Copy everything in the listing below word for word, apart from any images.
-- START OF INPUT DATA --
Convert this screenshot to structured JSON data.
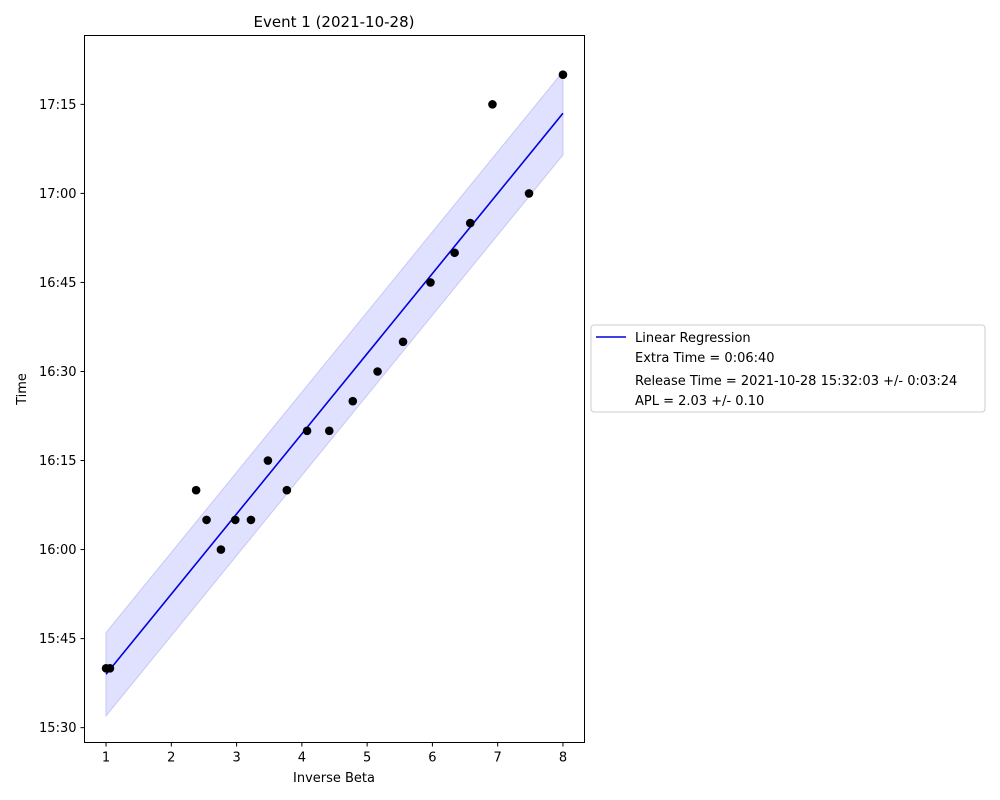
{
  "chart_data": {
    "type": "scatter",
    "title": "Event 1 (2021-10-28)",
    "xlabel": "Inverse Beta",
    "ylabel": "Time",
    "xlim": [
      0.67,
      8.33
    ],
    "ylim_minutes": [
      927.5,
      1046.6
    ],
    "x_ticks": [
      1,
      2,
      3,
      4,
      5,
      6,
      7,
      8
    ],
    "y_ticks": [
      {
        "label": "15:30",
        "minutes": 930
      },
      {
        "label": "15:45",
        "minutes": 945
      },
      {
        "label": "16:00",
        "minutes": 960
      },
      {
        "label": "16:15",
        "minutes": 975
      },
      {
        "label": "16:30",
        "minutes": 990
      },
      {
        "label": "16:45",
        "minutes": 1005
      },
      {
        "label": "17:00",
        "minutes": 1020
      },
      {
        "label": "17:15",
        "minutes": 1035
      }
    ],
    "points": [
      {
        "x": 1.0,
        "y": 940
      },
      {
        "x": 1.06,
        "y": 940
      },
      {
        "x": 2.38,
        "y": 970
      },
      {
        "x": 2.54,
        "y": 965
      },
      {
        "x": 2.76,
        "y": 960
      },
      {
        "x": 2.98,
        "y": 965
      },
      {
        "x": 3.22,
        "y": 965
      },
      {
        "x": 3.48,
        "y": 975
      },
      {
        "x": 3.77,
        "y": 970
      },
      {
        "x": 4.08,
        "y": 980
      },
      {
        "x": 4.42,
        "y": 980
      },
      {
        "x": 4.78,
        "y": 985
      },
      {
        "x": 5.16,
        "y": 990
      },
      {
        "x": 5.55,
        "y": 995
      },
      {
        "x": 5.97,
        "y": 1005
      },
      {
        "x": 6.34,
        "y": 1010
      },
      {
        "x": 6.58,
        "y": 1015
      },
      {
        "x": 6.92,
        "y": 1035
      },
      {
        "x": 7.48,
        "y": 1020
      },
      {
        "x": 8.0,
        "y": 1040
      }
    ],
    "regression": {
      "name": "Linear Regression",
      "x_range": [
        1.0,
        8.0
      ],
      "y_start": 939.0,
      "y_end": 1033.5,
      "band_halfwidth_minutes": 7.0
    },
    "legend_lines": [
      "Linear Regression",
      "Extra Time = 0:06:40",
      "Release Time = 2021-10-28 15:32:03 +/- 0:03:24",
      "APL = 2.03 +/- 0.10"
    ],
    "colors": {
      "line": "#0000dd",
      "band": "#e0e0ff",
      "band_edge": "#c8c8f5",
      "points": "#000000"
    }
  }
}
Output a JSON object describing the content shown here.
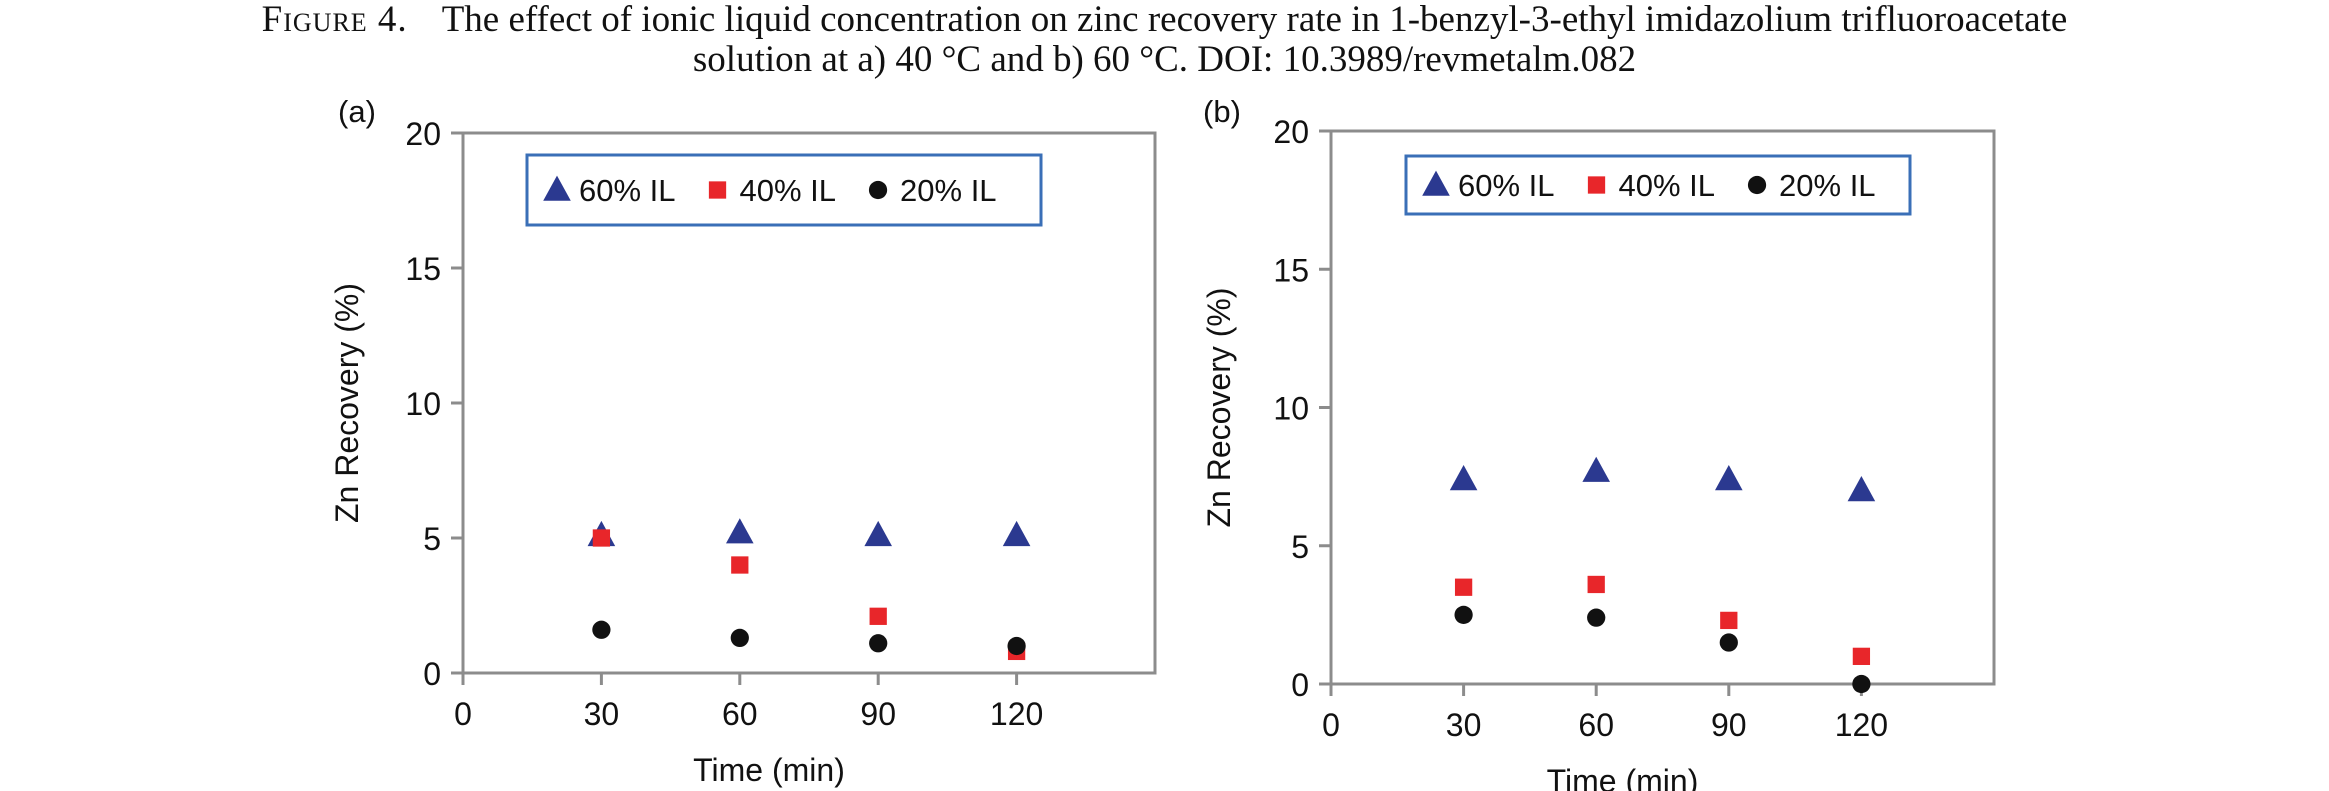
{
  "caption": {
    "label": "Figure 4.",
    "line1": "The effect of ionic liquid concentration on zinc recovery rate in 1-benzyl-3-ethyl imidazolium trifluoroacetate",
    "line2": "solution at a) 40 °C and b) 60 °C. DOI: 10.3989/revmetalm.082"
  },
  "chart_data": [
    {
      "panel_label": "(a)",
      "type": "scatter",
      "xlabel": "Time (min)",
      "ylabel": "Zn Recovery (%)",
      "xlim": [
        0,
        150
      ],
      "ylim": [
        0,
        20
      ],
      "xticks": [
        0,
        30,
        60,
        90,
        120
      ],
      "yticks": [
        0,
        5,
        10,
        15,
        20
      ],
      "grid": false,
      "legend_position": "top",
      "x": [
        30,
        60,
        90,
        120
      ],
      "series": [
        {
          "name": "60% IL",
          "marker": "triangle",
          "color": "#2b3990",
          "values": [
            5.1,
            5.2,
            5.1,
            5.1
          ]
        },
        {
          "name": "40% IL",
          "marker": "square",
          "color": "#e8262a",
          "values": [
            5.0,
            4.0,
            2.1,
            0.8
          ]
        },
        {
          "name": "20% IL",
          "marker": "circle",
          "color": "#111111",
          "values": [
            1.6,
            1.3,
            1.1,
            1.0
          ]
        }
      ]
    },
    {
      "panel_label": "(b)",
      "type": "scatter",
      "xlabel": "Time (min)",
      "ylabel": "Zn  Recovery (%)",
      "xlim": [
        0,
        150
      ],
      "ylim": [
        0,
        20
      ],
      "xticks": [
        0,
        30,
        60,
        90,
        120
      ],
      "yticks": [
        0,
        5,
        10,
        15,
        20
      ],
      "grid": false,
      "legend_position": "top",
      "x": [
        30,
        60,
        90,
        120
      ],
      "series": [
        {
          "name": "60% IL",
          "marker": "triangle",
          "color": "#2b3990",
          "values": [
            7.4,
            7.7,
            7.4,
            7.0
          ]
        },
        {
          "name": "40% IL",
          "marker": "square",
          "color": "#e8262a",
          "values": [
            3.5,
            3.6,
            2.3,
            1.0
          ]
        },
        {
          "name": "20% IL",
          "marker": "circle",
          "color": "#111111",
          "values": [
            2.5,
            2.4,
            1.5,
            0.0
          ]
        }
      ]
    }
  ]
}
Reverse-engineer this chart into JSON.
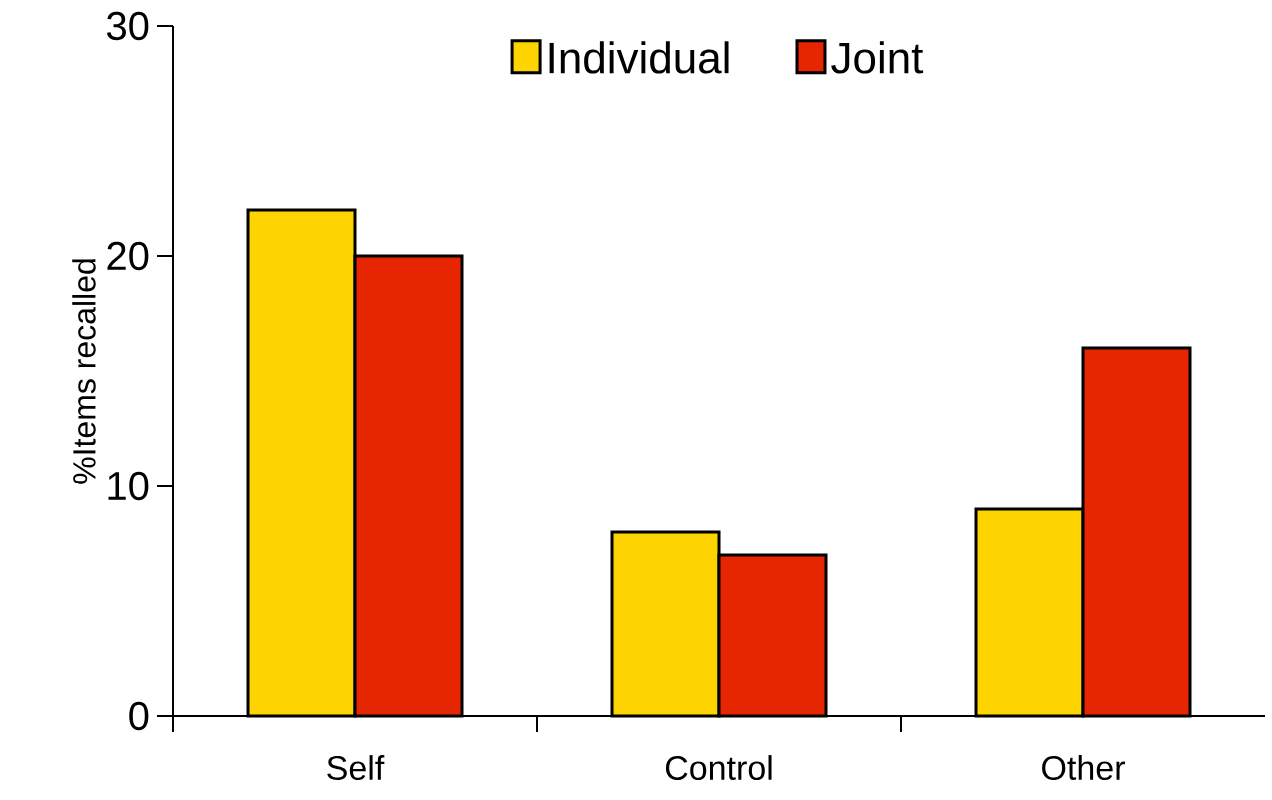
{
  "chart_data": {
    "type": "bar",
    "ylabel": "%Items recalled",
    "categories": [
      "Self",
      "Control",
      "Other"
    ],
    "series": [
      {
        "name": "Individual",
        "color": "#fed400",
        "values": [
          22,
          8,
          9
        ]
      },
      {
        "name": "Joint",
        "color": "#e62600",
        "values": [
          20,
          7,
          16
        ]
      }
    ],
    "ylim": [
      0,
      30
    ],
    "yticks": [
      0,
      10,
      20,
      30
    ],
    "grid": false,
    "legend": "top"
  }
}
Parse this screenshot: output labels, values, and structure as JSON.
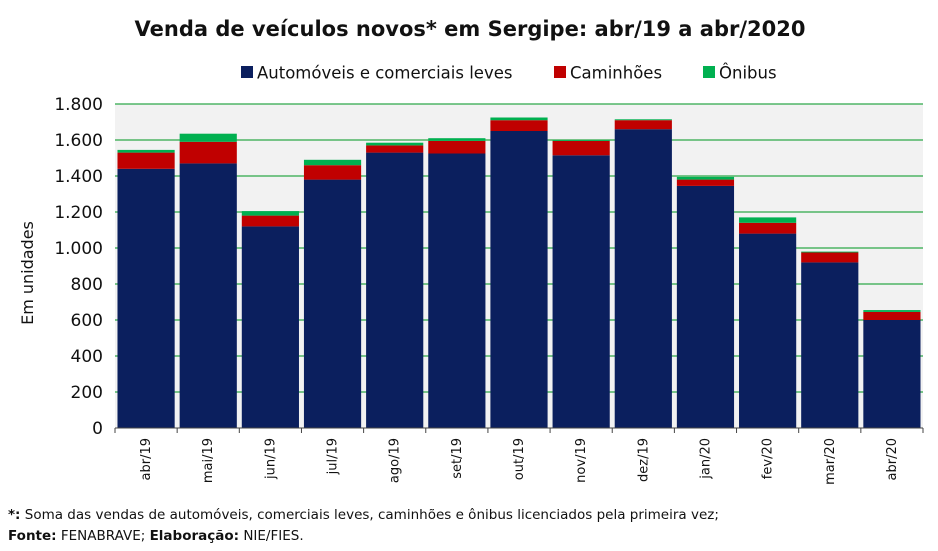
{
  "chart_data": {
    "type": "bar",
    "stacked": true,
    "title": "Venda de veículos novos* em Sergipe: abr/19 a abr/2020",
    "ylabel": "Em unidades",
    "xlabel": "",
    "ylim": [
      0,
      1800
    ],
    "y_ticks": [
      0,
      200,
      400,
      600,
      800,
      1000,
      1200,
      1400,
      1600,
      1800
    ],
    "y_tick_labels": [
      "0",
      "200",
      "400",
      "600",
      "800",
      "1.000",
      "1.200",
      "1.400",
      "1.600",
      "1.800"
    ],
    "grid": true,
    "legend_position": "top-center",
    "categories": [
      "abr/19",
      "mai/19",
      "jun/19",
      "jul/19",
      "ago/19",
      "set/19",
      "out/19",
      "nov/19",
      "dez/19",
      "jan/20",
      "fev/20",
      "mar/20",
      "abr/20"
    ],
    "series": [
      {
        "name": "Automóveis e comerciais leves",
        "color": "#0b1f5e",
        "values": [
          1440,
          1470,
          1120,
          1380,
          1530,
          1525,
          1650,
          1515,
          1660,
          1345,
          1080,
          920,
          600
        ]
      },
      {
        "name": "Caminhões",
        "color": "#c00000",
        "values": [
          90,
          120,
          60,
          80,
          40,
          70,
          60,
          80,
          50,
          35,
          60,
          55,
          45
        ]
      },
      {
        "name": "Ônibus",
        "color": "#00b050",
        "values": [
          15,
          45,
          25,
          30,
          15,
          15,
          15,
          5,
          5,
          15,
          30,
          5,
          10
        ]
      }
    ]
  },
  "footnotes": {
    "note_marker": "*:",
    "note_text": " Soma das vendas de automóveis, comerciais leves, caminhões e ônibus licenciados pela primeira vez;",
    "source_label": "Fonte:",
    "source_text": " FENABRAVE; ",
    "elaboration_label": "Elaboração:",
    "elaboration_text": " NIE/FIES."
  }
}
-- END OF INPUT DATA --
• EXPECTED OUTPUT:
Convert this screenshot to structured JSON data.
{
  "chart_data": {
    "type": "scatter",
    "title": "Event 1 (2021-10-28)",
    "xlabel": "Inverse Beta",
    "ylabel": "Time",
    "xlim": [
      0.67,
      8.33
    ],
    "ylim_minutes": [
      927.5,
      1046.6
    ],
    "x_ticks": [
      1,
      2,
      3,
      4,
      5,
      6,
      7,
      8
    ],
    "y_ticks": [
      {
        "label": "15:30",
        "minutes": 930
      },
      {
        "label": "15:45",
        "minutes": 945
      },
      {
        "label": "16:00",
        "minutes": 960
      },
      {
        "label": "16:15",
        "minutes": 975
      },
      {
        "label": "16:30",
        "minutes": 990
      },
      {
        "label": "16:45",
        "minutes": 1005
      },
      {
        "label": "17:00",
        "minutes": 1020
      },
      {
        "label": "17:15",
        "minutes": 1035
      }
    ],
    "points": [
      {
        "x": 1.0,
        "y": 940
      },
      {
        "x": 1.06,
        "y": 940
      },
      {
        "x": 2.38,
        "y": 970
      },
      {
        "x": 2.54,
        "y": 965
      },
      {
        "x": 2.76,
        "y": 960
      },
      {
        "x": 2.98,
        "y": 965
      },
      {
        "x": 3.22,
        "y": 965
      },
      {
        "x": 3.48,
        "y": 975
      },
      {
        "x": 3.77,
        "y": 970
      },
      {
        "x": 4.08,
        "y": 980
      },
      {
        "x": 4.42,
        "y": 980
      },
      {
        "x": 4.78,
        "y": 985
      },
      {
        "x": 5.16,
        "y": 990
      },
      {
        "x": 5.55,
        "y": 995
      },
      {
        "x": 5.97,
        "y": 1005
      },
      {
        "x": 6.34,
        "y": 1010
      },
      {
        "x": 6.58,
        "y": 1015
      },
      {
        "x": 6.92,
        "y": 1035
      },
      {
        "x": 7.48,
        "y": 1020
      },
      {
        "x": 8.0,
        "y": 1040
      }
    ],
    "regression": {
      "name": "Linear Regression",
      "x_range": [
        1.0,
        8.0
      ],
      "y_start": 939.0,
      "y_end": 1033.5,
      "band_halfwidth_minutes": 7.0
    },
    "legend_lines": [
      "Linear Regression",
      "Extra Time = 0:06:40",
      "Release Time = 2021-10-28 15:32:03 +/- 0:03:24",
      "APL = 2.03 +/- 0.10"
    ],
    "colors": {
      "line": "#0000dd",
      "band": "#e0e0ff",
      "band_edge": "#c8c8f5",
      "points": "#000000"
    }
  }
}
Output a JSON object describing the content shown here.
{
  "caption": {
    "label": "Figure 4.",
    "line1": "The effect of ionic liquid concentration on zinc recovery rate in 1-benzyl-3-ethyl imidazolium trifluoroacetate",
    "line2": "solution at a) 40 °C and b) 60 °C. DOI: 10.3989/revmetalm.082"
  },
  "chart_data": [
    {
      "panel_label": "(a)",
      "type": "scatter",
      "xlabel": "Time (min)",
      "ylabel": "Zn Recovery (%)",
      "xlim": [
        0,
        150
      ],
      "ylim": [
        0,
        20
      ],
      "xticks": [
        0,
        30,
        60,
        90,
        120
      ],
      "yticks": [
        0,
        5,
        10,
        15,
        20
      ],
      "grid": false,
      "legend_position": "top",
      "x": [
        30,
        60,
        90,
        120
      ],
      "series": [
        {
          "name": "60% IL",
          "marker": "triangle",
          "color": "#2b3990",
          "values": [
            5.1,
            5.2,
            5.1,
            5.1
          ]
        },
        {
          "name": "40% IL",
          "marker": "square",
          "color": "#e8262a",
          "values": [
            5.0,
            4.0,
            2.1,
            0.8
          ]
        },
        {
          "name": "20% IL",
          "marker": "circle",
          "color": "#111111",
          "values": [
            1.6,
            1.3,
            1.1,
            1.0
          ]
        }
      ]
    },
    {
      "panel_label": "(b)",
      "type": "scatter",
      "xlabel": "Time (min)",
      "ylabel": "Zn  Recovery (%)",
      "xlim": [
        0,
        150
      ],
      "ylim": [
        0,
        20
      ],
      "xticks": [
        0,
        30,
        60,
        90,
        120
      ],
      "yticks": [
        0,
        5,
        10,
        15,
        20
      ],
      "grid": false,
      "legend_position": "top",
      "x": [
        30,
        60,
        90,
        120
      ],
      "series": [
        {
          "name": "60% IL",
          "marker": "triangle",
          "color": "#2b3990",
          "values": [
            7.4,
            7.7,
            7.4,
            7.0
          ]
        },
        {
          "name": "40% IL",
          "marker": "square",
          "color": "#e8262a",
          "values": [
            3.5,
            3.6,
            2.3,
            1.0
          ]
        },
        {
          "name": "20% IL",
          "marker": "circle",
          "color": "#111111",
          "values": [
            2.5,
            2.4,
            1.5,
            0.0
          ]
        }
      ]
    }
  ]
}
Reverse-engineer this chart into JSON.
{
  "chart_data": {
    "type": "bar",
    "ylabel": "%Items recalled",
    "categories": [
      "Self",
      "Control",
      "Other"
    ],
    "series": [
      {
        "name": "Individual",
        "color": "#fed400",
        "values": [
          22,
          8,
          9
        ]
      },
      {
        "name": "Joint",
        "color": "#e62600",
        "values": [
          20,
          7,
          16
        ]
      }
    ],
    "ylim": [
      0,
      30
    ],
    "yticks": [
      0,
      10,
      20,
      30
    ],
    "grid": false,
    "legend": "top"
  }
}
Parse this screenshot: output labels, values, and structure as JSON.
{
  "chart_data": {
    "type": "bar",
    "stacked": true,
    "title": "Venda de veículos novos* em Sergipe: abr/19 a abr/2020",
    "ylabel": "Em unidades",
    "xlabel": "",
    "ylim": [
      0,
      1800
    ],
    "y_ticks": [
      0,
      200,
      400,
      600,
      800,
      1000,
      1200,
      1400,
      1600,
      1800
    ],
    "y_tick_labels": [
      "0",
      "200",
      "400",
      "600",
      "800",
      "1.000",
      "1.200",
      "1.400",
      "1.600",
      "1.800"
    ],
    "grid": true,
    "legend_position": "top-center",
    "categories": [
      "abr/19",
      "mai/19",
      "jun/19",
      "jul/19",
      "ago/19",
      "set/19",
      "out/19",
      "nov/19",
      "dez/19",
      "jan/20",
      "fev/20",
      "mar/20",
      "abr/20"
    ],
    "series": [
      {
        "name": "Automóveis e comerciais leves",
        "color": "#0b1f5e",
        "values": [
          1440,
          1470,
          1120,
          1380,
          1530,
          1525,
          1650,
          1515,
          1660,
          1345,
          1080,
          920,
          600
        ]
      },
      {
        "name": "Caminhões",
        "color": "#c00000",
        "values": [
          90,
          120,
          60,
          80,
          40,
          70,
          60,
          80,
          50,
          35,
          60,
          55,
          45
        ]
      },
      {
        "name": "Ônibus",
        "color": "#00b050",
        "values": [
          15,
          45,
          25,
          30,
          15,
          15,
          15,
          5,
          5,
          15,
          30,
          5,
          10
        ]
      }
    ]
  },
  "footnotes": {
    "note_marker": "*:",
    "note_text": " Soma das vendas de automóveis, comerciais leves, caminhões e ônibus licenciados pela primeira vez;",
    "source_label": "Fonte:",
    "source_text": " FENABRAVE; ",
    "elaboration_label": "Elaboração:",
    "elaboration_text": " NIE/FIES."
  }
}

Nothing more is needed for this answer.